## GIVEN EXERCISE
From the entries below, please gather each line containing the string "Gamma".

----- RECORDS TO PROCESS -----

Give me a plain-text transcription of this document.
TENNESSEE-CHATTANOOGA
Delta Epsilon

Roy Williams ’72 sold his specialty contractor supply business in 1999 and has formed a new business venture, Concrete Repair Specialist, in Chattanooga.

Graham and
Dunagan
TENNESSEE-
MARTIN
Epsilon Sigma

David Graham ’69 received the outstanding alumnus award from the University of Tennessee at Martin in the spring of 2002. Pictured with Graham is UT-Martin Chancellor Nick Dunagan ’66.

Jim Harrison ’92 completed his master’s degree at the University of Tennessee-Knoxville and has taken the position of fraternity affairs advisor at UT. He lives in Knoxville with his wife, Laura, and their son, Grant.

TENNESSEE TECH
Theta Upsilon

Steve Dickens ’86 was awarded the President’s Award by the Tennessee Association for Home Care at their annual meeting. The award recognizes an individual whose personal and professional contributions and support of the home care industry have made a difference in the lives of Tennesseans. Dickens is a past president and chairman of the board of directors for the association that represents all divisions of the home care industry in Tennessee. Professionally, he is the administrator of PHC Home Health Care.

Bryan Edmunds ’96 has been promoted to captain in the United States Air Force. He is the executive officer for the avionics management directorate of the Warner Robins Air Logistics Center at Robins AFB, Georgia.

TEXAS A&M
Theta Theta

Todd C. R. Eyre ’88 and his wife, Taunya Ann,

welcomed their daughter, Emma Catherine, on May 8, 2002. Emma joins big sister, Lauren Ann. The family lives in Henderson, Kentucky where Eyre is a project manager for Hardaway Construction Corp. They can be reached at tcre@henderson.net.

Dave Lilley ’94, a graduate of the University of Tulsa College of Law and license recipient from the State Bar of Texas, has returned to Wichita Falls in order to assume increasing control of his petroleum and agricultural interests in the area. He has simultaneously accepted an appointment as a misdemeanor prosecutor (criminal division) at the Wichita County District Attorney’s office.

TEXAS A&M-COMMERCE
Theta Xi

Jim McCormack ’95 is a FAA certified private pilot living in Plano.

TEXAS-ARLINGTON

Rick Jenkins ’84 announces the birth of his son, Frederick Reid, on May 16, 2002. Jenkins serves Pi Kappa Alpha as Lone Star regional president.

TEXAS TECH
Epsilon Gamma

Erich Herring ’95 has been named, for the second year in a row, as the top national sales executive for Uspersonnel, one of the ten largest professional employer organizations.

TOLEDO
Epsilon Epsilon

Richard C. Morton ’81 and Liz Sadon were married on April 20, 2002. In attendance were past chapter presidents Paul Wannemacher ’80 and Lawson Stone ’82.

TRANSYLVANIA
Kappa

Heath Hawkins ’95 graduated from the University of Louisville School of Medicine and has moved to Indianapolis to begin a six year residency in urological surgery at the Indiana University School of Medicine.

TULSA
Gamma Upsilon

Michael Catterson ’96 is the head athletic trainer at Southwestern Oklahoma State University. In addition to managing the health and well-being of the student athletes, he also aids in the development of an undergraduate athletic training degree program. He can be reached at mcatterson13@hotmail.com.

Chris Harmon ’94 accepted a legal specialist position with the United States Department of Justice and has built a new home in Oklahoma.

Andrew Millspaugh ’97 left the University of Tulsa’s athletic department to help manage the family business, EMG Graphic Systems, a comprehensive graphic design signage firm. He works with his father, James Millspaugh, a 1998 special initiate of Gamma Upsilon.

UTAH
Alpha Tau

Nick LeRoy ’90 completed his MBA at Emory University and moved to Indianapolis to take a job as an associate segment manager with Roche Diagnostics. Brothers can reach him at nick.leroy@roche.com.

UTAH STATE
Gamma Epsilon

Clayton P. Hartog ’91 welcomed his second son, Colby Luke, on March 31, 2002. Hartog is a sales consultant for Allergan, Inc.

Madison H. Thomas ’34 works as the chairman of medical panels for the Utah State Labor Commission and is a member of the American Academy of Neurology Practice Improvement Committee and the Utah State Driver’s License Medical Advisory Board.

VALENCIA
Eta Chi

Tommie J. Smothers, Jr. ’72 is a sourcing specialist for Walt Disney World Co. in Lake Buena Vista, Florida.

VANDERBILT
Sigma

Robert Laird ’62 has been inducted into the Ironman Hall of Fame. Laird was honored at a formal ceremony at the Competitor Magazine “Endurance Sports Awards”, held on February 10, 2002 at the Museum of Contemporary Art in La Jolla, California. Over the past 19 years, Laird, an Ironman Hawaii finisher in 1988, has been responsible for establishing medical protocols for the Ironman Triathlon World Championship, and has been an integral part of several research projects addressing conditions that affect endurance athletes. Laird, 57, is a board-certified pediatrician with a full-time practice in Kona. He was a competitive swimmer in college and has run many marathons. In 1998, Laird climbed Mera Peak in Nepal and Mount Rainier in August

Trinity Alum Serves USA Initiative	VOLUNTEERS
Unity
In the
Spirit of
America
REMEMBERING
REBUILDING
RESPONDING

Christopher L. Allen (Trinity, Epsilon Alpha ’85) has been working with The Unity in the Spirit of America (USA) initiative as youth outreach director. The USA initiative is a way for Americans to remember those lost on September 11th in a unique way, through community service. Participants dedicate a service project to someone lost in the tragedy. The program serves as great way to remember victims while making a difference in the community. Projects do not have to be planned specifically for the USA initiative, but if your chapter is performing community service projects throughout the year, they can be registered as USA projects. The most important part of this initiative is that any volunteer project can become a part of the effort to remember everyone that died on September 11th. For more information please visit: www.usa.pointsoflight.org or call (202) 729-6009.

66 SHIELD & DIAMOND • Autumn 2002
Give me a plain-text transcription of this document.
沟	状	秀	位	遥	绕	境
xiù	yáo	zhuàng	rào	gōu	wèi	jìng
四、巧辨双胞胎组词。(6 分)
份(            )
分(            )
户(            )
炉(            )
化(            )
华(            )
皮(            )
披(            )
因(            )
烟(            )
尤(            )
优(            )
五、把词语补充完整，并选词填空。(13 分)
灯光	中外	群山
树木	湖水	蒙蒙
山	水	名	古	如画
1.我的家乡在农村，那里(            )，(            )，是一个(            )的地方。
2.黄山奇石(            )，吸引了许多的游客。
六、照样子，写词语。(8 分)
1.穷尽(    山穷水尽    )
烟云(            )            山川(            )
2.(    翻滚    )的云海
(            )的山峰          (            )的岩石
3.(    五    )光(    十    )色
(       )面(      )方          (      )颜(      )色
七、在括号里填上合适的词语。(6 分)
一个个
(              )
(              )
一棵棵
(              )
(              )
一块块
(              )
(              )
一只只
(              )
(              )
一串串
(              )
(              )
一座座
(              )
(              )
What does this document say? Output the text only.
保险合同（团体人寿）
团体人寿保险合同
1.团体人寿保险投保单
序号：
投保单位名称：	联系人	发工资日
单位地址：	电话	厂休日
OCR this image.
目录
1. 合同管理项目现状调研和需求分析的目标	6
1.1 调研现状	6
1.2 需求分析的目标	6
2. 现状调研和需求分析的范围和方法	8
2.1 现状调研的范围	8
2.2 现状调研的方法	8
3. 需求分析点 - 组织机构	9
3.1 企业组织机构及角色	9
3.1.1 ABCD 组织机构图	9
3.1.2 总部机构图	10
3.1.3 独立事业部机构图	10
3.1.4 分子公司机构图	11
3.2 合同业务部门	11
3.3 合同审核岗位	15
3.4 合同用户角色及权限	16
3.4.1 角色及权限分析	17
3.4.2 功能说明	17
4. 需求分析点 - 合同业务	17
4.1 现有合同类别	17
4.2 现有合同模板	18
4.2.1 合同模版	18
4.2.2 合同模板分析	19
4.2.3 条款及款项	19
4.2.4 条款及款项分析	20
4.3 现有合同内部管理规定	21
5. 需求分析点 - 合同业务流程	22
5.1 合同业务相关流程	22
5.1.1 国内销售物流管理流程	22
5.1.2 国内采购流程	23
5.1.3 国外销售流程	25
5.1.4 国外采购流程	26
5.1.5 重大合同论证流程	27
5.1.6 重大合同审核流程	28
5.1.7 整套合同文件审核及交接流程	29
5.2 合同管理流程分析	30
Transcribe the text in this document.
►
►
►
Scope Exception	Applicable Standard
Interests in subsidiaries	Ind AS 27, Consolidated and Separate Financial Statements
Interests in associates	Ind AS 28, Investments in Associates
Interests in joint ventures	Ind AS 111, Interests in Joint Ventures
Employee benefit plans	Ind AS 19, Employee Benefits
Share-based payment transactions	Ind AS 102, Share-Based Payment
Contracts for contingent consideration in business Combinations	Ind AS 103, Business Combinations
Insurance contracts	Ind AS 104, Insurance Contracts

-----

## EXERCISE SOLUTION
Epsilon Gamma
Gamma Upsilon
Andrew Millspaugh ’97 left the University of Tulsa’s athletic department to help manage the family business, EMG Graphic Systems, a comprehensive graphic design signage firm. He works with his father, James Millspaugh, a 1998 special initiate of Gamma Upsilon.
Gamma Epsilon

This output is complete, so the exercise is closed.